__Task objective__.
Would you restate every entry below word for word? Leave out the pictures.

Listed entries START

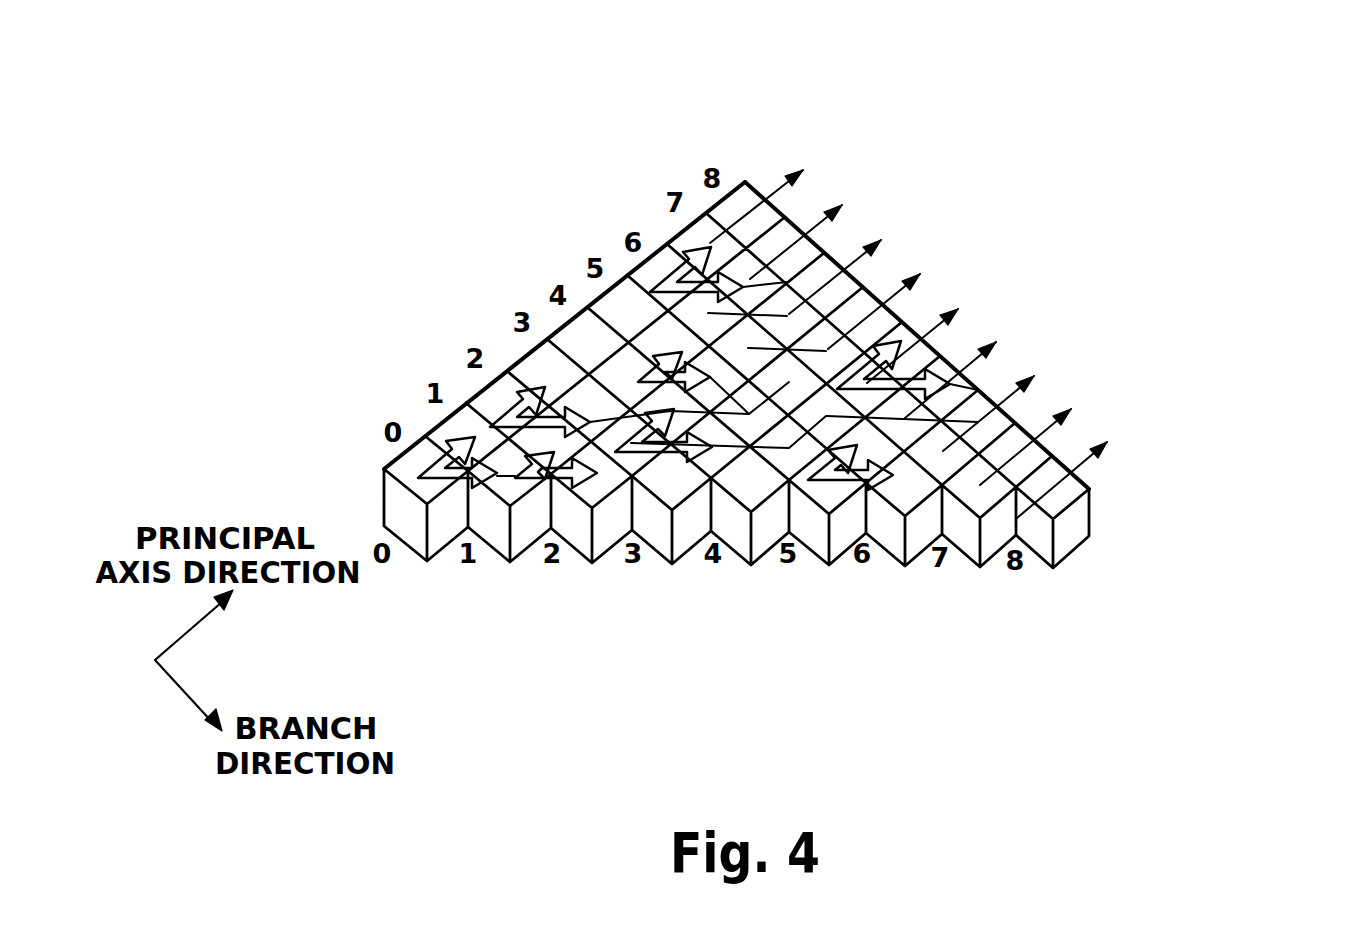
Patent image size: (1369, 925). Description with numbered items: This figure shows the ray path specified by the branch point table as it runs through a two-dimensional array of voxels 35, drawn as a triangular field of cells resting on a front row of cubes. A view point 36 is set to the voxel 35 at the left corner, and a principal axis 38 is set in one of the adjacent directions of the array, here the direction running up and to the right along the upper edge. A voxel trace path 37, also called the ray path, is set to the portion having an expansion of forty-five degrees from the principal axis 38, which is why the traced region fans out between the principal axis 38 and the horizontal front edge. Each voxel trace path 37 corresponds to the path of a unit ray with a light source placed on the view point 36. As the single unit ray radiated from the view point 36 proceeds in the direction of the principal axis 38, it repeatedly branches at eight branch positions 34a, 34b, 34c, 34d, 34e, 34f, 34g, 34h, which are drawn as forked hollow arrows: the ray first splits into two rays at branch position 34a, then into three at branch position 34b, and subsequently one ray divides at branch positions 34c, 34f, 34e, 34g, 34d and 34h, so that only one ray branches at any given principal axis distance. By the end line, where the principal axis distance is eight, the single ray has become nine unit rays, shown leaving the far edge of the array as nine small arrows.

The branch position 34a is at (437, 478).
The branch position 34b is at (563, 487).
The branch position 34c is at (502, 380).
The branch position 34d is at (672, 265).
The branch position 34e is at (630, 372).
The branch position 34f is at (672, 458).
The branch position 34g is at (832, 481).
The branch position 34h is at (912, 370).
The voxel 35 is at (1085, 517).
The view point 36 is at (393, 498).
The voxel trace path 37 is at (1122, 441).
The principal axis 38 is at (783, 183).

Listed entries END

__Task result__.
Patent image size: (1369, 925). Description with numbered items: This figure shows the ray path specified by the branch point table as it runs through a two-dimensional array of voxels 35, drawn as a triangular field of cells resting on a front row of cubes. A view point 36 is set to the voxel 35 at the left corner, and a principal axis 38 is set in one of the adjacent directions of the array, here the direction running up and to the right along the upper edge. A voxel trace path 37, also called the ray path, is set to the portion having an expansion of forty-five degrees from the principal axis 38, which is why the traced region fans out between the principal axis 38 and the horizontal front edge. Each voxel trace path 37 corresponds to the path of a unit ray with a light source placed on the view point 36. As the single unit ray radiated from the view point 36 proceeds in the direction of the principal axis 38, it repeatedly branches at eight branch positions 34a, 34b, 34c, 34d, 34e, 34f, 34g, 34h, which are drawn as forked hollow arrows: the ray first splits into two rays at branch position 34a, then into three at branch position 34b, and subsequently one ray divides at branch positions 34c, 34f, 34e, 34g, 34d and 34h, so that only one ray branches at any given principal axis distance. By the end line, where the principal axis distance is eight, the single ray has become nine unit rays, shown leaving the far edge of the array as nine small arrows.

The branch position 34a is at (437, 478).
The branch position 34b is at (563, 487).
The branch position 34c is at (502, 380).
The branch position 34d is at (672, 265).
The branch position 34e is at (630, 372).
The branch position 34f is at (672, 458).
The branch position 34g is at (832, 481).
The branch position 34h is at (912, 370).
The voxel 35 is at (1085, 517).
The view point 36 is at (393, 498).
The voxel trace path 37 is at (1122, 441).
The principal axis 38 is at (783, 183).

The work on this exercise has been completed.